====== Information supplied
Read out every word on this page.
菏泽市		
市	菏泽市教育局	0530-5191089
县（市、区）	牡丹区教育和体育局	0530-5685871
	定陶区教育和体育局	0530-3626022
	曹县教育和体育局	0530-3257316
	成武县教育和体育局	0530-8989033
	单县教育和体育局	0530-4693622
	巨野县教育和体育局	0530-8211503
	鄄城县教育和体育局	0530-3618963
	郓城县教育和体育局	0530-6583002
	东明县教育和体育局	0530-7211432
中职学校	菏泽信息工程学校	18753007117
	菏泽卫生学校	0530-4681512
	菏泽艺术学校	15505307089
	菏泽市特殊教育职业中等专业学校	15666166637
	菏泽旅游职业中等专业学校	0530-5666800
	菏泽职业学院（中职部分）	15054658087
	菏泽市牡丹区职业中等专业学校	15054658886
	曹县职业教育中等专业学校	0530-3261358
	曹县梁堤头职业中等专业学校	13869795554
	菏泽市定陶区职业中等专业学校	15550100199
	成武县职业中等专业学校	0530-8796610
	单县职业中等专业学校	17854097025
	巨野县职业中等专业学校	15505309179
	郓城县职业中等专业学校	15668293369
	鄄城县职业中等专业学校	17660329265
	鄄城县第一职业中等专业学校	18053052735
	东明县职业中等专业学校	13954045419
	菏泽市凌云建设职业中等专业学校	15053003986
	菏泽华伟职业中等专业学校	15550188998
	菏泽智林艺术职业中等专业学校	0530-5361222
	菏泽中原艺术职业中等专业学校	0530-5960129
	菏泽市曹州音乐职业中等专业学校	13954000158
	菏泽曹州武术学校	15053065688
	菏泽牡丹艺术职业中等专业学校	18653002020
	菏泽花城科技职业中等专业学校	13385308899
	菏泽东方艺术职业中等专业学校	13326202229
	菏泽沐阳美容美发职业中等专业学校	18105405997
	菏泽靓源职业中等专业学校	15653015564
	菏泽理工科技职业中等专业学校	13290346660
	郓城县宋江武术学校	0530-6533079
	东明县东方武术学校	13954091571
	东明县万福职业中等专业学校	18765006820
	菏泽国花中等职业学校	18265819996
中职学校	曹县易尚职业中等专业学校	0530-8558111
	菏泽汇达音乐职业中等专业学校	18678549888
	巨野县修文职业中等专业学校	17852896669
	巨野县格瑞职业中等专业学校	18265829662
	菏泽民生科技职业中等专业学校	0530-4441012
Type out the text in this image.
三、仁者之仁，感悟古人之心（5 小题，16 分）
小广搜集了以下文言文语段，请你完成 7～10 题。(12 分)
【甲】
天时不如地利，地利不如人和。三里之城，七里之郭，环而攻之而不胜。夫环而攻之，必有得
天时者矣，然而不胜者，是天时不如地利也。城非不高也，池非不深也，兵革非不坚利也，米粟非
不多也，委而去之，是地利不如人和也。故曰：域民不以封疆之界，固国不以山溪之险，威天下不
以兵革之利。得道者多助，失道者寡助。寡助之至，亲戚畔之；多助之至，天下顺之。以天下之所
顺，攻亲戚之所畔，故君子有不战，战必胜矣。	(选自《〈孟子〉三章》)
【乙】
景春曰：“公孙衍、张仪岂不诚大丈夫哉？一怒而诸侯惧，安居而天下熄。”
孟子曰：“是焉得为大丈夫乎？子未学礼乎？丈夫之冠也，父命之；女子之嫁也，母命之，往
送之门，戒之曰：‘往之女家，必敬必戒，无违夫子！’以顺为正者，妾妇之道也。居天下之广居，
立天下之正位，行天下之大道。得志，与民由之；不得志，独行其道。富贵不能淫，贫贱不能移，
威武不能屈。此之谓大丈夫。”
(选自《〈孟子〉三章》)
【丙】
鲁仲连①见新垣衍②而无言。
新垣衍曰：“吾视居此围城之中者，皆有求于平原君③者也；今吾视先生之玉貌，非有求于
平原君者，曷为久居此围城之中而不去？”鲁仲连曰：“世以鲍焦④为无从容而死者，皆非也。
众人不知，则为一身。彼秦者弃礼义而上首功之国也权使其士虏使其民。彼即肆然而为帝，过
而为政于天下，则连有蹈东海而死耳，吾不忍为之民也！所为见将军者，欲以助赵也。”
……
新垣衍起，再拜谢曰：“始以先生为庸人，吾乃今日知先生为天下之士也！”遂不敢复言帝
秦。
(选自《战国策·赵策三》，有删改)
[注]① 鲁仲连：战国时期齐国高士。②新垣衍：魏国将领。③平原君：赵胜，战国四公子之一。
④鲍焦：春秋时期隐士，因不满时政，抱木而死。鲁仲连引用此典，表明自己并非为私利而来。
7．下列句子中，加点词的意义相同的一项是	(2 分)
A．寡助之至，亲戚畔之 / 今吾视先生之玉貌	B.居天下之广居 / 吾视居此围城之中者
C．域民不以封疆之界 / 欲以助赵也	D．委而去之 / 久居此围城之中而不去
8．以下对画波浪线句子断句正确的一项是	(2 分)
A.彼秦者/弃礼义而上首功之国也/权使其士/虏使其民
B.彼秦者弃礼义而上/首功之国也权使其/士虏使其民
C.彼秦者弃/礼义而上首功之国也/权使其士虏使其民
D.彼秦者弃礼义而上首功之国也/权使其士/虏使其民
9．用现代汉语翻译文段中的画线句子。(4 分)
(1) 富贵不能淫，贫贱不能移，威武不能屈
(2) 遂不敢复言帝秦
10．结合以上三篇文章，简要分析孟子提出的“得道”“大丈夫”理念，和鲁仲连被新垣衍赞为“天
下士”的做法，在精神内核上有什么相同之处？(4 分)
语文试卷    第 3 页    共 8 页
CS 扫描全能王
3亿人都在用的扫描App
============
# The task
Count how many lines of the listing above include "今吾视先生之玉貌" and report that number alone.

# Completed exercise
2